- _Work required_
In the data below, find the line containing "Output a JSON"; reproduce that line and all subsequent lines exactly, and nothing else.

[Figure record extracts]
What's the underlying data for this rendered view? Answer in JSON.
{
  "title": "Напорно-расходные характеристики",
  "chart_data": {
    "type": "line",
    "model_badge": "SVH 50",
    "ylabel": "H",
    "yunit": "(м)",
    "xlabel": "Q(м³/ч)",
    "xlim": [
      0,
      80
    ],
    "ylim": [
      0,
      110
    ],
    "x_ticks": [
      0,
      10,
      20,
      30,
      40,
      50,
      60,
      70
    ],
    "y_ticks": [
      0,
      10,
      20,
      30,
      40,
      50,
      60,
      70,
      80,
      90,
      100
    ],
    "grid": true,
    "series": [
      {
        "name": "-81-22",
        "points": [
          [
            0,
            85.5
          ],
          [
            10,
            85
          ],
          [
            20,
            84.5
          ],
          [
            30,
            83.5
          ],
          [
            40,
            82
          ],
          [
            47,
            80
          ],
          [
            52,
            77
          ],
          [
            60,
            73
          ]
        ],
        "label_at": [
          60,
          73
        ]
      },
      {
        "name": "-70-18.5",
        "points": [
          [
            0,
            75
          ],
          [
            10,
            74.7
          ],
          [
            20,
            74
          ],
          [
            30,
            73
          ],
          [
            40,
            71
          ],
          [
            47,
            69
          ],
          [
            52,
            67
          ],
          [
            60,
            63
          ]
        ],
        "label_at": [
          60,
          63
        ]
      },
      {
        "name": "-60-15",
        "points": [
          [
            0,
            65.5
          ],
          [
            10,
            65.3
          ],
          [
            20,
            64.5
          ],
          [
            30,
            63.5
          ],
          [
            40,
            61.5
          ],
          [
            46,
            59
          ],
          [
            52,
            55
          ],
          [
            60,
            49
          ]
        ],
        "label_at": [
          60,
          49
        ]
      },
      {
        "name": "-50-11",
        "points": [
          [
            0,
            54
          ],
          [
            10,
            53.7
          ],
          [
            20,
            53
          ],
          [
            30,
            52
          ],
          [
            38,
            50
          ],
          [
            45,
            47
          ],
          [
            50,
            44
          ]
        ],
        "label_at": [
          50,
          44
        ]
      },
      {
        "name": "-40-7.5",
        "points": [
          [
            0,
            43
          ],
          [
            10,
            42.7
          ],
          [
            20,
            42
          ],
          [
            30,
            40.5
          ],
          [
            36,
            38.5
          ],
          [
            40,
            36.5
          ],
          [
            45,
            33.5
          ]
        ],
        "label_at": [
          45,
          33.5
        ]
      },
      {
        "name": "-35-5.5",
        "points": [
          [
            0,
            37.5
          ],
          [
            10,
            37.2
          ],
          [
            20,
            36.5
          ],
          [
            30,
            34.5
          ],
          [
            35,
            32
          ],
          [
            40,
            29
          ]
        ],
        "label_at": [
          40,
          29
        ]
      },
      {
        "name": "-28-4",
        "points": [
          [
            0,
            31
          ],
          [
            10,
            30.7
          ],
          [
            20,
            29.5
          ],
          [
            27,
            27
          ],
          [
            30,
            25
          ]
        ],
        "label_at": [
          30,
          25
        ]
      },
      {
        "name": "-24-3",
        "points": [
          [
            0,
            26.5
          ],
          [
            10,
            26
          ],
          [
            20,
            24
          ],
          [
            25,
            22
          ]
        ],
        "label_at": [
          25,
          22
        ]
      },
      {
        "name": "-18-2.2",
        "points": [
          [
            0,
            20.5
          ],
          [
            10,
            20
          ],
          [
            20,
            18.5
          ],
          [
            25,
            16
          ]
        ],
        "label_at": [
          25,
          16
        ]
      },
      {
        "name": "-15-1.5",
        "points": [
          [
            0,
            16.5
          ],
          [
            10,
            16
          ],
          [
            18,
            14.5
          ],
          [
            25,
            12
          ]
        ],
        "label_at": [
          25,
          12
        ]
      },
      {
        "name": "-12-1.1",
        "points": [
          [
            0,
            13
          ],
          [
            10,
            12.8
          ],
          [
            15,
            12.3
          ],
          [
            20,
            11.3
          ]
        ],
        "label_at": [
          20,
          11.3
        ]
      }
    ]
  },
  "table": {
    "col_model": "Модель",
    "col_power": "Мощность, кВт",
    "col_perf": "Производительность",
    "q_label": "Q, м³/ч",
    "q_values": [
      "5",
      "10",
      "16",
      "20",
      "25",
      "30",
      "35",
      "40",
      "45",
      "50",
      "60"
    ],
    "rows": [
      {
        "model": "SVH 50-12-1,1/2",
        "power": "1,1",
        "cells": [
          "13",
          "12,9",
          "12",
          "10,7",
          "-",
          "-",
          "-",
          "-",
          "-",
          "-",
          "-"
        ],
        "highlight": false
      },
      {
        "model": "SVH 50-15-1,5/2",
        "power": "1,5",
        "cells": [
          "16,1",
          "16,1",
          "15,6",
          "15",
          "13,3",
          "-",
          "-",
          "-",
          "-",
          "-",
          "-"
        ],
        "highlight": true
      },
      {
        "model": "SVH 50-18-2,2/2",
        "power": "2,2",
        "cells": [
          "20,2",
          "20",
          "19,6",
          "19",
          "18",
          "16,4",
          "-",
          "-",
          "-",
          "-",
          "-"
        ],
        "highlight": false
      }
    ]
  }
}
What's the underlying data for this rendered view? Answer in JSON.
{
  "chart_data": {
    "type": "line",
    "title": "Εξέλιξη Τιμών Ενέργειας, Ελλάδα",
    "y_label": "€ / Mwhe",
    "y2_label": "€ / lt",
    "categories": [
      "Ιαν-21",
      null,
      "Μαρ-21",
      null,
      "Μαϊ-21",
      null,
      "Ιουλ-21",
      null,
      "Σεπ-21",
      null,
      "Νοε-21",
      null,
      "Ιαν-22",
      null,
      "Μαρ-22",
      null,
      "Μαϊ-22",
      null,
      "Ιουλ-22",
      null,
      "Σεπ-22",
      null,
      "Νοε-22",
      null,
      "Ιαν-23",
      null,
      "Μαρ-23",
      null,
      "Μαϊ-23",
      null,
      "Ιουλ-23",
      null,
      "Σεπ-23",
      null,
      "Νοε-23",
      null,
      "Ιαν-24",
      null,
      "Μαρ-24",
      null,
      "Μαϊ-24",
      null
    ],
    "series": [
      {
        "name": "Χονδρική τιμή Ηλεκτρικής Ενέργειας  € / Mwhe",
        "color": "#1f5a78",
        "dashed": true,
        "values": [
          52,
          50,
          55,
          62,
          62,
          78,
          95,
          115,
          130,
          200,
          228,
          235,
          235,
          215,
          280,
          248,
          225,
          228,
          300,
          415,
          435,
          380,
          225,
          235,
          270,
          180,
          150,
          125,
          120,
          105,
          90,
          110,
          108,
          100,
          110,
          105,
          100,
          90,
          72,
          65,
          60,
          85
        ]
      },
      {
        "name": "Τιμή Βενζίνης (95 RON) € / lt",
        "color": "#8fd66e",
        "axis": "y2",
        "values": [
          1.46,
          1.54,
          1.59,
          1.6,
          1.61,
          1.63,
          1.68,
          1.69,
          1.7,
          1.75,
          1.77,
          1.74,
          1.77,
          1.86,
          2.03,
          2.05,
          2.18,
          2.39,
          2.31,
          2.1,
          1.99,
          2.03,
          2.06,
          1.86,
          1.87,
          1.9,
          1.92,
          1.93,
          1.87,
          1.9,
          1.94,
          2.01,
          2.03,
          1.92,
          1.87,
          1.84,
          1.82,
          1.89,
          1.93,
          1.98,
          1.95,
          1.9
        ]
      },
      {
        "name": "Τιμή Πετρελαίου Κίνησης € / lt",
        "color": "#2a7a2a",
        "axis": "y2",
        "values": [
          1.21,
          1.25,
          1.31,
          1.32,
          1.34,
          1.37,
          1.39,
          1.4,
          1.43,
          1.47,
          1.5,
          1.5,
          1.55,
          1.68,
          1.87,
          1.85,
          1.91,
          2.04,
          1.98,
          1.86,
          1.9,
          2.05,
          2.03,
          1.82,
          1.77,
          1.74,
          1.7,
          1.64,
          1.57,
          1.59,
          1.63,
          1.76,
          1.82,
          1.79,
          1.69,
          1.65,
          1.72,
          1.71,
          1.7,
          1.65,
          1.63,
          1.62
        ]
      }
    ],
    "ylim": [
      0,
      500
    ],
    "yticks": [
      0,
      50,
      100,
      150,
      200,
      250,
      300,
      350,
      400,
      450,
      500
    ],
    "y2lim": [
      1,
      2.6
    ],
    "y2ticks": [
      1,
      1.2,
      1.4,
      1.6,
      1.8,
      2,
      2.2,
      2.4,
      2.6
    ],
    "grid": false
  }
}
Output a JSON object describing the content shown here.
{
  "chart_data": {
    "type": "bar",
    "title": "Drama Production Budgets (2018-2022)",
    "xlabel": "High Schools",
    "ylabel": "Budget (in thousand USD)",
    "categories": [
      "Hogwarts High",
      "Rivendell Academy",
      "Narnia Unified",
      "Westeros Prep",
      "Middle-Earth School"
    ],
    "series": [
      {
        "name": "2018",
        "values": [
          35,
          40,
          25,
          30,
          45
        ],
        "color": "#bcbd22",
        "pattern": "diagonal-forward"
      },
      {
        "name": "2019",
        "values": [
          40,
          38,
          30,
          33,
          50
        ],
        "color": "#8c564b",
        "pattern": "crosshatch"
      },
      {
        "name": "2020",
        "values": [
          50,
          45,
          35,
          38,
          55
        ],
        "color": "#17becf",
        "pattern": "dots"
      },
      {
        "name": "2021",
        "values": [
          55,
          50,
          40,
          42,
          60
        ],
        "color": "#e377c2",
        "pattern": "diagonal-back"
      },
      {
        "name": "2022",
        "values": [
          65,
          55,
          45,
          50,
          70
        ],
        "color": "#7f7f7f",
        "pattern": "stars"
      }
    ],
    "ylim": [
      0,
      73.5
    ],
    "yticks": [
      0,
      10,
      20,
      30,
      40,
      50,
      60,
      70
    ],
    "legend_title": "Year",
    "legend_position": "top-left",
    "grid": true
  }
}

- _Answer below_
Output a JSON object describing the content shown here.
{
  "chart_data": {
    "type": "bar",
    "title": "Drama Production Budgets (2018-2022)",
    "xlabel": "High Schools",
    "ylabel": "Budget (in thousand USD)",
    "categories": [
      "Hogwarts High",
      "Rivendell Academy",
      "Narnia Unified",
      "Westeros Prep",
      "Middle-Earth School"
    ],
    "series": [
      {
        "name": "2018",
        "values": [
          35,
          40,
          25,
          30,
          45
        ],
        "color": "#bcbd22",
        "pattern": "diagonal-forward"
      },
      {
        "name": "2019",
        "values": [
          40,
          38,
          30,
          33,
          50
        ],
        "color": "#8c564b",
        "pattern": "crosshatch"
      },
      {
        "name": "2020",
        "values": [
          50,
          45,
          35,
          38,
          55
        ],
        "color": "#17becf",
        "pattern": "dots"
      },
      {
        "name": "2021",
        "values": [
          55,
          50,
          40,
          42,
          60
        ],
        "color": "#e377c2",
        "pattern": "diagonal-back"
      },
      {
        "name": "2022",
        "values": [
          65,
          55,
          45,
          50,
          70
        ],
        "color": "#7f7f7f",
        "pattern": "stars"
      }
    ],
    "ylim": [
      0,
      73.5
    ],
    "yticks": [
      0,
      10,
      20,
      30,
      40,
      50,
      60,
      70
    ],
    "legend_title": "Year",
    "legend_position": "top-left",
    "grid": true
  }
}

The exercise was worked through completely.